EXERCISE TASK> How many of the lines below contain "Funds"? Answer with that number alone.

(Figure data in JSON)
--------------------------------------------------

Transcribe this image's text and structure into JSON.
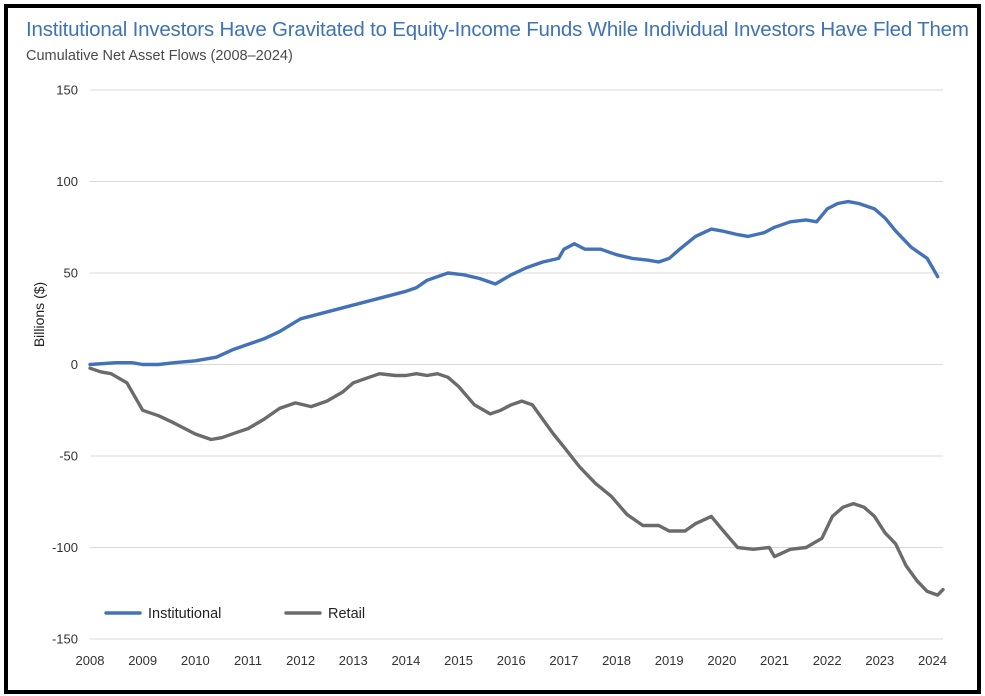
{
  "title": "Institutional Investors Have Gravitated to Equity-Income Funds While Individual Investors Have Fled Them",
  "subtitle": "Cumulative Net Asset Flows (2008–2024)",
  "colors": {
    "institutional": "#4472b8",
    "retail": "#6b6b6b",
    "title": "#3e73b5"
  },
  "chart_data": {
    "type": "line",
    "title": "Institutional Investors Have Gravitated to Equity-Income Funds While Individual Investors Have Fled Them",
    "subtitle": "Cumulative Net Asset Flows (2008–2024)",
    "xlabel": "",
    "ylabel": "Billions ($)",
    "x_ticks": [
      "2008",
      "2009",
      "2010",
      "2011",
      "2012",
      "2013",
      "2014",
      "2015",
      "2016",
      "2017",
      "2018",
      "2019",
      "2020",
      "2021",
      "2022",
      "2023",
      "2024"
    ],
    "y_ticks": [
      150,
      100,
      50,
      0,
      -50,
      -100,
      -150
    ],
    "xlim": [
      2008.0,
      2024.2
    ],
    "ylim": [
      -150,
      150
    ],
    "grid": true,
    "legend_position": "bottom-left",
    "series": [
      {
        "name": "Institutional",
        "color": "#4472b8",
        "x": [
          2008.0,
          2008.5,
          2008.8,
          2009.0,
          2009.3,
          2009.6,
          2010.0,
          2010.4,
          2010.7,
          2011.0,
          2011.3,
          2011.6,
          2012.0,
          2012.4,
          2012.8,
          2013.2,
          2013.6,
          2014.0,
          2014.2,
          2014.4,
          2014.8,
          2015.1,
          2015.4,
          2015.7,
          2016.0,
          2016.3,
          2016.6,
          2016.9,
          2017.0,
          2017.2,
          2017.4,
          2017.7,
          2018.0,
          2018.3,
          2018.6,
          2018.8,
          2019.0,
          2019.2,
          2019.5,
          2019.8,
          2020.0,
          2020.3,
          2020.5,
          2020.8,
          2021.0,
          2021.3,
          2021.6,
          2021.8,
          2022.0,
          2022.2,
          2022.4,
          2022.6,
          2022.9,
          2023.1,
          2023.3,
          2023.6,
          2023.9,
          2024.1
        ],
        "values": [
          0,
          1,
          1,
          0,
          0,
          1,
          2,
          4,
          8,
          11,
          14,
          18,
          25,
          28,
          31,
          34,
          37,
          40,
          42,
          46,
          50,
          49,
          47,
          44,
          49,
          53,
          56,
          58,
          63,
          66,
          63,
          63,
          60,
          58,
          57,
          56,
          58,
          63,
          70,
          74,
          73,
          71,
          70,
          72,
          75,
          78,
          79,
          78,
          85,
          88,
          89,
          88,
          85,
          80,
          73,
          64,
          58,
          48
        ]
      },
      {
        "name": "Retail",
        "color": "#6b6b6b",
        "x": [
          2008.0,
          2008.2,
          2008.4,
          2008.7,
          2009.0,
          2009.3,
          2009.6,
          2010.0,
          2010.3,
          2010.5,
          2010.8,
          2011.0,
          2011.3,
          2011.6,
          2011.9,
          2012.2,
          2012.5,
          2012.8,
          2013.0,
          2013.3,
          2013.5,
          2013.8,
          2014.0,
          2014.2,
          2014.4,
          2014.6,
          2014.8,
          2015.0,
          2015.3,
          2015.6,
          2015.8,
          2016.0,
          2016.2,
          2016.4,
          2016.6,
          2016.8,
          2017.0,
          2017.3,
          2017.6,
          2017.9,
          2018.2,
          2018.5,
          2018.8,
          2019.0,
          2019.3,
          2019.5,
          2019.8,
          2020.0,
          2020.3,
          2020.6,
          2020.9,
          2021.0,
          2021.3,
          2021.6,
          2021.9,
          2022.1,
          2022.3,
          2022.5,
          2022.7,
          2022.9,
          2023.1,
          2023.3,
          2023.5,
          2023.7,
          2023.9,
          2024.1,
          2024.2
        ],
        "values": [
          -2,
          -4,
          -5,
          -10,
          -25,
          -28,
          -32,
          -38,
          -41,
          -40,
          -37,
          -35,
          -30,
          -24,
          -21,
          -23,
          -20,
          -15,
          -10,
          -7,
          -5,
          -6,
          -6,
          -5,
          -6,
          -5,
          -7,
          -12,
          -22,
          -27,
          -25,
          -22,
          -20,
          -22,
          -30,
          -38,
          -45,
          -56,
          -65,
          -72,
          -82,
          -88,
          -88,
          -91,
          -91,
          -87,
          -83,
          -90,
          -100,
          -101,
          -100,
          -105,
          -101,
          -100,
          -95,
          -83,
          -78,
          -76,
          -78,
          -83,
          -92,
          -98,
          -110,
          -118,
          -124,
          -126,
          -123
        ]
      }
    ]
  }
}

--------------------------------------------------

SOLUTION BELOW> 2